• _PROBLEM DESCRIPTION_: Show every line in the entries below where the word "JSON" appears.

(Excerpts from a figure dataset)
·····
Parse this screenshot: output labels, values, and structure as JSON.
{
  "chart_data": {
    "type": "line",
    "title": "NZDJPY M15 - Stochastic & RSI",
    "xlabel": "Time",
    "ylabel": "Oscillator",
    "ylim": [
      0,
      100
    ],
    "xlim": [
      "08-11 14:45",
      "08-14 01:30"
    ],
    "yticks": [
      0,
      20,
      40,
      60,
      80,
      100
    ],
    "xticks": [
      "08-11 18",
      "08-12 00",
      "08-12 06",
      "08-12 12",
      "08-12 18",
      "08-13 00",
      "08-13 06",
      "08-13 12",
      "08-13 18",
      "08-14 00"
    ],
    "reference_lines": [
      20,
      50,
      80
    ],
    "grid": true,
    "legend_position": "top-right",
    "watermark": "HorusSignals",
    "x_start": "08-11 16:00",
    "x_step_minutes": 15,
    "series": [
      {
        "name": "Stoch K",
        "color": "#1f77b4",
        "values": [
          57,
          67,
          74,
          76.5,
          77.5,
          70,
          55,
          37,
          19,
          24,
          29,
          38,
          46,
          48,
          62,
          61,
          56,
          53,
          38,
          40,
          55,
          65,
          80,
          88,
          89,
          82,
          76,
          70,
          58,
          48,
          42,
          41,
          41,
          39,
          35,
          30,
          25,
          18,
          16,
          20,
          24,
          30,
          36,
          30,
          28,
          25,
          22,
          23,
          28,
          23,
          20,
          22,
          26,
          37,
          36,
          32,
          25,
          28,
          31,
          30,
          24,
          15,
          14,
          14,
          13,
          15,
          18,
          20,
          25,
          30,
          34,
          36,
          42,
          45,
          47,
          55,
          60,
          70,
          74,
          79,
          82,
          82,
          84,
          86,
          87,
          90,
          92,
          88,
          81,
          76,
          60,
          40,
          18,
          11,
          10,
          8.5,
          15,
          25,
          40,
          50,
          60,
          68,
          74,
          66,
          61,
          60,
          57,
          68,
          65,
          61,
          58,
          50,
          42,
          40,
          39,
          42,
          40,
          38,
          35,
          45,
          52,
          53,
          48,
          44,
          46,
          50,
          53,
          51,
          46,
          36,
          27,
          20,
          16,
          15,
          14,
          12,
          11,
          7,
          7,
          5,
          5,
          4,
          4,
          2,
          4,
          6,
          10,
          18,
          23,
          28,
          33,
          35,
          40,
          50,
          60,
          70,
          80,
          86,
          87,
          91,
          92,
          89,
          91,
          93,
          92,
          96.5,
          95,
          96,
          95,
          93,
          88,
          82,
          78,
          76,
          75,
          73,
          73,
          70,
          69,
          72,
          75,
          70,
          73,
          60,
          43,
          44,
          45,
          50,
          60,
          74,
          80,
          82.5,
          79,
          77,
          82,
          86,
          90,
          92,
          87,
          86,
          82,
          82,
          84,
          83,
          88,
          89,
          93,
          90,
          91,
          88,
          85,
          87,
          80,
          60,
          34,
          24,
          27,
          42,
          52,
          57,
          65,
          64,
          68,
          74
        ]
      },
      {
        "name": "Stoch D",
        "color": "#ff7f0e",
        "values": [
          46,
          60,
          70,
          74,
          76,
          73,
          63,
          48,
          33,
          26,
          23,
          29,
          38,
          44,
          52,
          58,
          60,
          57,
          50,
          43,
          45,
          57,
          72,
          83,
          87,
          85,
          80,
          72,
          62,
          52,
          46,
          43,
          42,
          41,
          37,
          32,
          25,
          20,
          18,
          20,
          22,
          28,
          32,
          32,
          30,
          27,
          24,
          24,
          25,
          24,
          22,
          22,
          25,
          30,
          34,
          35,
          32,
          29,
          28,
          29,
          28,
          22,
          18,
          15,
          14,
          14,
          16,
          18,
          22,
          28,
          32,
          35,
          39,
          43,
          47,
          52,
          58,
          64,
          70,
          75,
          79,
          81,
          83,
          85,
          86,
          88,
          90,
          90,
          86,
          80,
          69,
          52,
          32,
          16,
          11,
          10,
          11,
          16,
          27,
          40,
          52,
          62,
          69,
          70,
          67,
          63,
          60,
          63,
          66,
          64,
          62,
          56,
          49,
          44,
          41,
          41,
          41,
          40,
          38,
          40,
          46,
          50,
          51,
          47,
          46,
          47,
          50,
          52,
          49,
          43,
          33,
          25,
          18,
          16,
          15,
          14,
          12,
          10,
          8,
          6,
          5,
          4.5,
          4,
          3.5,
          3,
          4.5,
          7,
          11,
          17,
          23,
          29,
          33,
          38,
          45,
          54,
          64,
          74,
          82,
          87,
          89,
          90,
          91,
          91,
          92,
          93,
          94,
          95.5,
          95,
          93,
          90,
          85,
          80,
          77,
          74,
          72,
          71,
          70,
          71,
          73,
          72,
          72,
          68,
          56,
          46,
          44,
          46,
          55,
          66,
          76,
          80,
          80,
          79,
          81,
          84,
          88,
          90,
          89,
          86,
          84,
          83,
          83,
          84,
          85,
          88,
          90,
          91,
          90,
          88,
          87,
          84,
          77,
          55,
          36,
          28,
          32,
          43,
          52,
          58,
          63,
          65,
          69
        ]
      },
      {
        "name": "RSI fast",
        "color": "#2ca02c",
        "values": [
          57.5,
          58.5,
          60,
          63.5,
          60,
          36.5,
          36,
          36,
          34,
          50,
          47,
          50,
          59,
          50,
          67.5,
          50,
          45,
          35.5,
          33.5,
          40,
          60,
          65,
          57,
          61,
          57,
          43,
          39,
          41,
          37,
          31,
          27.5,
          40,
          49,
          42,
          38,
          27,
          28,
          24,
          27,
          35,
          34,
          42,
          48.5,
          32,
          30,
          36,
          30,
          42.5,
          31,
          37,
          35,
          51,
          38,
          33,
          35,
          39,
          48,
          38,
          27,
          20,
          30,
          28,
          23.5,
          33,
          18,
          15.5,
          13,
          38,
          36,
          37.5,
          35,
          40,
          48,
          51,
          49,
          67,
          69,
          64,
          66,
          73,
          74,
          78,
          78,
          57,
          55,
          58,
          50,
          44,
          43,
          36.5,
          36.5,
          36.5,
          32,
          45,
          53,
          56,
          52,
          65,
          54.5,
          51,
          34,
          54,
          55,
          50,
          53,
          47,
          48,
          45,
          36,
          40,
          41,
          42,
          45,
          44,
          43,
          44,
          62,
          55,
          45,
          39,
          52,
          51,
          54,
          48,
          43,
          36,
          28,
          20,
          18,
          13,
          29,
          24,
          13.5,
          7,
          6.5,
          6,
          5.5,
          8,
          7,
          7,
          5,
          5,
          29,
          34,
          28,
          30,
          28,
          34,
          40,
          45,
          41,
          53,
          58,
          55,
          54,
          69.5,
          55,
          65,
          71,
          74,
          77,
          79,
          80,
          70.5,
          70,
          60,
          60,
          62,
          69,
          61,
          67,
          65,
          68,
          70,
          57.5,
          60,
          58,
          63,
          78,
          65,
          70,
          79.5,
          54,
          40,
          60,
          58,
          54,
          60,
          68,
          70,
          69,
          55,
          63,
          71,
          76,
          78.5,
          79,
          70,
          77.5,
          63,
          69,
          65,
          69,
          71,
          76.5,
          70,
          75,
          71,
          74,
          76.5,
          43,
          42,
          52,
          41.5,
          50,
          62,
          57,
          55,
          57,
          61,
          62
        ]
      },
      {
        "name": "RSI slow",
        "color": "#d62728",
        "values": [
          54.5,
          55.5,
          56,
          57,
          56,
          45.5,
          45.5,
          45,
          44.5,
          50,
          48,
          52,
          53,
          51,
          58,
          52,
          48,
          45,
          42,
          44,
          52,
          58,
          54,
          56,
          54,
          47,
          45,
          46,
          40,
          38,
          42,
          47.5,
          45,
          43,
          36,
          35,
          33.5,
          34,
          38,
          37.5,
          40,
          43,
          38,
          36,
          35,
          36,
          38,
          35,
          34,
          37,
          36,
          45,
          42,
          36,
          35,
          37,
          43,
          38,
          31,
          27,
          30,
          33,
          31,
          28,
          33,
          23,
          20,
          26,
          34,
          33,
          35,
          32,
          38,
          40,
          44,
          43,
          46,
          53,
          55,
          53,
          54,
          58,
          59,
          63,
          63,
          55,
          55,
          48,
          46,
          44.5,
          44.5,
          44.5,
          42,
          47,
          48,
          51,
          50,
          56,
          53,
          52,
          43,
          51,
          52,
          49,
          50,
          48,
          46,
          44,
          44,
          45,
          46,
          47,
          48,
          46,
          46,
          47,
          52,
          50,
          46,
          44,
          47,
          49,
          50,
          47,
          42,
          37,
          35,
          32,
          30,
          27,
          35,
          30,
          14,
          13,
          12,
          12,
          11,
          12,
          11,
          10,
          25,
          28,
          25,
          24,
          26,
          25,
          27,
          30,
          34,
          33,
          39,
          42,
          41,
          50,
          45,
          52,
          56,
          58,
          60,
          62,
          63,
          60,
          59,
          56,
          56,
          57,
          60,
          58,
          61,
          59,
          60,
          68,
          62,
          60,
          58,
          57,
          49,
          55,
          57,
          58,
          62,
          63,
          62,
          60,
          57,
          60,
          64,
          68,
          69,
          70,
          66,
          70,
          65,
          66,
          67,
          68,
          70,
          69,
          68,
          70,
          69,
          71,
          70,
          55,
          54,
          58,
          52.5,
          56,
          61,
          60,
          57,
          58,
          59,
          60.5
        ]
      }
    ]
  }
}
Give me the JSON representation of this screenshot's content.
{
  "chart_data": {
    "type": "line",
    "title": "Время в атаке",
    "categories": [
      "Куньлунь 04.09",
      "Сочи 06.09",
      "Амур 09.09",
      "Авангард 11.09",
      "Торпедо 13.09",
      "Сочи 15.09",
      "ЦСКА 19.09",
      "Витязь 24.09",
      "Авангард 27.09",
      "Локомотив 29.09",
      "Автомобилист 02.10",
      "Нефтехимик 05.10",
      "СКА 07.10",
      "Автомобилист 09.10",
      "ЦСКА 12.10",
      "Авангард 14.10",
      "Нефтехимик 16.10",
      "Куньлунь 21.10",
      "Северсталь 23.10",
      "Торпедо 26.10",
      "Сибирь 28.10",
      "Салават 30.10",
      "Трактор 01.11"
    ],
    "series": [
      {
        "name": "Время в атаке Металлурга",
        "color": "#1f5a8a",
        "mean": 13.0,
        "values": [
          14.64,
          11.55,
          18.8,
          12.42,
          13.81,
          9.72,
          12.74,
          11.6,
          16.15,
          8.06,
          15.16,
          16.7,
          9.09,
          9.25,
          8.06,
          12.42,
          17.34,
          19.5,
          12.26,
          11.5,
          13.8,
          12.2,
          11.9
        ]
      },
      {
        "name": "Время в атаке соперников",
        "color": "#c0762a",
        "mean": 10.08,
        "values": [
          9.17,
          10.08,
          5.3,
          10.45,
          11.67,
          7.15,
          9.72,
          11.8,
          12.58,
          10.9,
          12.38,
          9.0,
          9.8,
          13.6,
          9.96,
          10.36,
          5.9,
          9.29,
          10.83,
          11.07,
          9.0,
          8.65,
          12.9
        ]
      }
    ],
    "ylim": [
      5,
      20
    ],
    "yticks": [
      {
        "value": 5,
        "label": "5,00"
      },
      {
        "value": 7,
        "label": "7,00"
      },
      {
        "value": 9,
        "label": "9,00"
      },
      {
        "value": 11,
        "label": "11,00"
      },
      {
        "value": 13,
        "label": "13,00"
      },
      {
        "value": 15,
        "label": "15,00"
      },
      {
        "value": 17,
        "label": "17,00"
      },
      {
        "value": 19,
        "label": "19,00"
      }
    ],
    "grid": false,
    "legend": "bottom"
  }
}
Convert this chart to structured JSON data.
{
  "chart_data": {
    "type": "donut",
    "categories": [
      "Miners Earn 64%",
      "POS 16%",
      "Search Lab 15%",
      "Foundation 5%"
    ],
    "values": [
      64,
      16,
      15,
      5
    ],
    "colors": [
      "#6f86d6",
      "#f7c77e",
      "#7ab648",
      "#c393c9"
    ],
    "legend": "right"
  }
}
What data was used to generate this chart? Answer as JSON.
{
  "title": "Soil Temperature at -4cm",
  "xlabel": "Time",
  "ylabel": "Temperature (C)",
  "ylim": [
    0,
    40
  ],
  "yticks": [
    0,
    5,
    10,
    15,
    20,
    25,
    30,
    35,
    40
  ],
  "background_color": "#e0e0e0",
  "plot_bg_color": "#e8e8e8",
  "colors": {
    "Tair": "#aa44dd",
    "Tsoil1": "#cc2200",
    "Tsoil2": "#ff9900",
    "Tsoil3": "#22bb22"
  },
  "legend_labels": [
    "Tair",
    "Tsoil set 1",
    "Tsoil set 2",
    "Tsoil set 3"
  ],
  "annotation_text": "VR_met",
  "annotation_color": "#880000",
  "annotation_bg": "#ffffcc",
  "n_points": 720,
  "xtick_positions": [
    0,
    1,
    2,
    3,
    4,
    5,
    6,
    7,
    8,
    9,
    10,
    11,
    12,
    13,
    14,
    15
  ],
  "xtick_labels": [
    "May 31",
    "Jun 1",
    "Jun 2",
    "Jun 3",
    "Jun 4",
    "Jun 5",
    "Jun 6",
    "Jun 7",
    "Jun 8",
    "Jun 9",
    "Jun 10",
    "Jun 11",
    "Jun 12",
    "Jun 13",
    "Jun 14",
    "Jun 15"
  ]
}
·····
• _SOLVED EXERCISE_:
Parse this screenshot: output labels, values, and structure as JSON.
Give me the JSON representation of this screenshot's content.
Convert this chart to structured JSON data.
What data was used to generate this chart? Answer as JSON.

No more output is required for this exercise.